Start of Page text

Release departments from "functional silos"

Dear Joan:
Our credit union has been in business for over 50 years and we pride ourselves on building a strong relationship with the members we serve. I have been an employee for over 10 years and a manager for 5 years.

Although it probably isn't visible to the members, the managers have noticed some increase in the breakdown of communications between departments. For example, the other day, one of the managers overheard a group of tellers talking in the hall about some of the back office people. When the manager approached, all the talking stopped.

The managers have also noticed a lot more complaints about other departments not being cooperative. When errors are pointed out or performance is discussed, employees typically blame someone else.

At a staff meeting of managers, we decided to discuss the situation with our respective departments. The front line people with the most member contact complained that the bookkeepers weren't fast enough. They also said they felt "put down" and unappreciated by the back office people.

The bookkeeper and some of the other office staff were frustrated by the way tellers turned in their paperwork. They described some of the front line people as "slack" or "lazy" because they were making so many errors. They said the tellers weren't dedicated and just didn't give the right attention to their work.

Now the managers are undecided about how to address these concerns. Some feel that we should call a meeting and explain that they just have to work together better. Other mangers think that's a bad idea. What do you think?

End of Page text
Start of Records for this task

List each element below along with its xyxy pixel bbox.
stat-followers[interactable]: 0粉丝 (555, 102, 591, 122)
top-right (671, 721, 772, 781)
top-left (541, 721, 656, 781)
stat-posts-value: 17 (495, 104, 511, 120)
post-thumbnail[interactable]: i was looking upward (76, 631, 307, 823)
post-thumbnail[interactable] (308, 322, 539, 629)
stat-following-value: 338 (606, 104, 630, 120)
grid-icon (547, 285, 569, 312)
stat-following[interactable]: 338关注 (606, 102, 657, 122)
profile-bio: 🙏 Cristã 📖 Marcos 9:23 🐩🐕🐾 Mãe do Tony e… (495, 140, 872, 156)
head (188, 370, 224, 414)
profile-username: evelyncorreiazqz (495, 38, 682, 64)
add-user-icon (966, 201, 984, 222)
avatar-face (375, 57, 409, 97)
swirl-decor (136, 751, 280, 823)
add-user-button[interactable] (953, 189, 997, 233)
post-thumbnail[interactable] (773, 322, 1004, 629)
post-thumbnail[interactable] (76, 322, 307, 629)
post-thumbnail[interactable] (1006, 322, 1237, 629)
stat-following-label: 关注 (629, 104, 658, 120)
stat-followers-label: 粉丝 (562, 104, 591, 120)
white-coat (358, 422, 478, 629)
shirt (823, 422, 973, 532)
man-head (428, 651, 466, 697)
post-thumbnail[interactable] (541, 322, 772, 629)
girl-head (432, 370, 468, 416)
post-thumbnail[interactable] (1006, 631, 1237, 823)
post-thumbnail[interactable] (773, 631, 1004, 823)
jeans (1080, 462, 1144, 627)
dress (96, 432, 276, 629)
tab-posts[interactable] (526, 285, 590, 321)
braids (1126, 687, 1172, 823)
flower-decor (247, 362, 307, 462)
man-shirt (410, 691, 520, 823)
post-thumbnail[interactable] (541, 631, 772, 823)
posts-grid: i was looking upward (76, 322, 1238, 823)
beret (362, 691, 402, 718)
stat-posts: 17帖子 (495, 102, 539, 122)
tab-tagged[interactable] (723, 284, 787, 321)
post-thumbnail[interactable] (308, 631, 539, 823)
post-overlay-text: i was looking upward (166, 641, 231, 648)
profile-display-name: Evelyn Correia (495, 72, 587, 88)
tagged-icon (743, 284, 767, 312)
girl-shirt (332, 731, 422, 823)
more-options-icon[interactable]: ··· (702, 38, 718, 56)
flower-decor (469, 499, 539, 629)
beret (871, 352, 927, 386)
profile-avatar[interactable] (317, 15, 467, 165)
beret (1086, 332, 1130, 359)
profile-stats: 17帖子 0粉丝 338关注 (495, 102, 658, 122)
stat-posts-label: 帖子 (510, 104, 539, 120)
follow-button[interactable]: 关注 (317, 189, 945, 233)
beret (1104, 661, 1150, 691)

End of Records for this task

### To be done
1. Quote the rows word for word, beginning with the first row and stopping after the row that contains "add-user-icon (966, 201, 984, 222)".
2. Continue the letter about friction between credit union departments from where it stops.

### Answers for this exercise
1.
List each element below along with its xyxy pixel bbox.
stat-followers[interactable]: 0粉丝 (555, 102, 591, 122)
top-right (671, 721, 772, 781)
top-left (541, 721, 656, 781)
stat-posts-value: 17 (495, 104, 511, 120)
post-thumbnail[interactable]: i was looking upward (76, 631, 307, 823)
post-thumbnail[interactable] (308, 322, 539, 629)
stat-following-value: 338 (606, 104, 630, 120)
grid-icon (547, 285, 569, 312)
stat-following[interactable]: 338关注 (606, 102, 657, 122)
profile-bio: 🙏 Cristã 📖 Marcos 9:23 🐩🐕🐾 Mãe do Tony e… (495, 140, 872, 156)
head (188, 370, 224, 414)
profile-username: evelyncorreiazqz (495, 38, 682, 64)
add-user-icon (966, 201, 984, 222)

2.
Answer:
Although it may seem like the logical thing to do, calling a meeting of both groups to tell them to get along better might backfire. Here's why: you're assuming that the problem is caused by lack of cooperation. Based on the consulting I've done with many similar organizations, I think the cause of the problem is more complex than that. If you call them together they may feel resentful because they could perceive that you're scolding them like children.

These two groups are in "functional silos." If you've ever been in a silo, you know that the walls are very thick and the only way you can look is up. In other words, each department has thick walls that isolate it from the other functions in the credit union and each group is beholding to their own priorities and goals. There is little understanding about what the other functions do and how it all works together across the organization.

Because the tellers are faced with demanding customers all day, they probably don't have much time to fill out paperwork and still meet the credit union's service goals. If there are no slow times and overtime isn't allowed, the paperwork will suffer.

If the back office people have no contact with the members they will have little insight or empathy for what it's like on the front line. In addition, perhaps the reporting procedures are cumbersome and could be streamlined or improved in some way.

Here's an approach that will get at the root of the problem:

1.      At the next managers' meeting talk about ways to cross-train and rotate employees. Perhaps each employee should be rotated into the teller position and key back office positions. If this is done several things are likely to happen.

·         Each group will gain new empathy and understanding about other people's jobs.

·        They will be able to make improvements to forms and procedures that are contributing to the errors.

·        Your staff will be more highly skilled and flexible.

·        Teamwork will improve.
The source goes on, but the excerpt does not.